# CHALLENGE
The complete listing should be restated exactly.
-=-=-=-=-
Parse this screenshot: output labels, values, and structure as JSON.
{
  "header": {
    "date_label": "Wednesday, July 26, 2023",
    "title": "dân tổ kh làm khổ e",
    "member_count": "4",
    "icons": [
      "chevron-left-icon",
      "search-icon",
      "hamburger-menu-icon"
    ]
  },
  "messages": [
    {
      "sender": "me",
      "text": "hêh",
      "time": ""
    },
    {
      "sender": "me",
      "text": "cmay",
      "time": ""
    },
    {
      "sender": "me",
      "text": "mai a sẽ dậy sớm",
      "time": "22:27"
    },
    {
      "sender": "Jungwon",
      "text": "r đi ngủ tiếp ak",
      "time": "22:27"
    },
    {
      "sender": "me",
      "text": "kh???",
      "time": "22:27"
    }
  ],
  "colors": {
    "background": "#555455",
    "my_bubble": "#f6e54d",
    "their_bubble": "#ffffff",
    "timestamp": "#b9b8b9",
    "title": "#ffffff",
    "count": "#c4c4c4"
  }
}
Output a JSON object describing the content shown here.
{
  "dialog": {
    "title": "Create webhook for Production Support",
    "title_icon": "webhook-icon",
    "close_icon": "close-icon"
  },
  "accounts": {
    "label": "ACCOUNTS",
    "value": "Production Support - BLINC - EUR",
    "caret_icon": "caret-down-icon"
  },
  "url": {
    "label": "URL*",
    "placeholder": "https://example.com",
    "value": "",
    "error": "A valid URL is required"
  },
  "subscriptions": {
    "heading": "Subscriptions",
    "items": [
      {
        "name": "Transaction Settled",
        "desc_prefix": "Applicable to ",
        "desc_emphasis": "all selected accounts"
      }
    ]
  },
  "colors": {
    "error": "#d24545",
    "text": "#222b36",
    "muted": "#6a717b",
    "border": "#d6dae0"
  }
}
-=-=-=-=-
# ANSWER TO THIS PROBLEM
Parse this screenshot: output labels, values, and structure as JSON.
{
  "header": {
    "date_label": "Wednesday, July 26, 2023",
    "title": "dân tổ kh làm khổ e",
    "member_count": "4",
    "icons": [
      "chevron-left-icon",
      "search-icon",
      "hamburger-menu-icon"
    ]
  },
  "messages": [
    {
      "sender": "me",
      "text": "hêh",
      "time": ""
    },
    {
      "sender": "me",
      "text": "cmay",
      "time": ""
    },
    {
      "sender": "me",
      "text": "mai a sẽ dậy sớm",
      "time": "22:27"
    },
    {
      "sender": "Jungwon",
      "text": "r đi ngủ tiếp ak",
      "time": "22:27"
    },
    {
      "sender": "me",
      "text": "kh???",
      "time": "22:27"
    }
  ],
  "colors": {
    "background": "#555455",
    "my_bubble": "#f6e54d",
    "their_bubble": "#ffffff",
    "timestamp": "#b9b8b9",
    "title": "#ffffff",
    "count": "#c4c4c4"
  }
}
Output a JSON object describing the content shown here.
{
  "dialog": {
    "title": "Create webhook for Production Support",
    "title_icon": "webhook-icon",
    "close_icon": "close-icon"
  },
  "accounts": {
    "label": "ACCOUNTS",
    "value": "Production Support - BLINC - EUR",
    "caret_icon": "caret-down-icon"
  },
  "url": {
    "label": "URL*",
    "placeholder": "https://example.com",
    "value": "",
    "error": "A valid URL is required"
  },
  "subscriptions": {
    "heading": "Subscriptions",
    "items": [
      {
        "name": "Transaction Settled",
        "desc_prefix": "Applicable to ",
        "desc_emphasis": "all selected accounts"
      }
    ]
  },
  "colors": {
    "error": "#d24545",
    "text": "#222b36",
    "muted": "#6a717b",
    "border": "#d6dae0"
  }
}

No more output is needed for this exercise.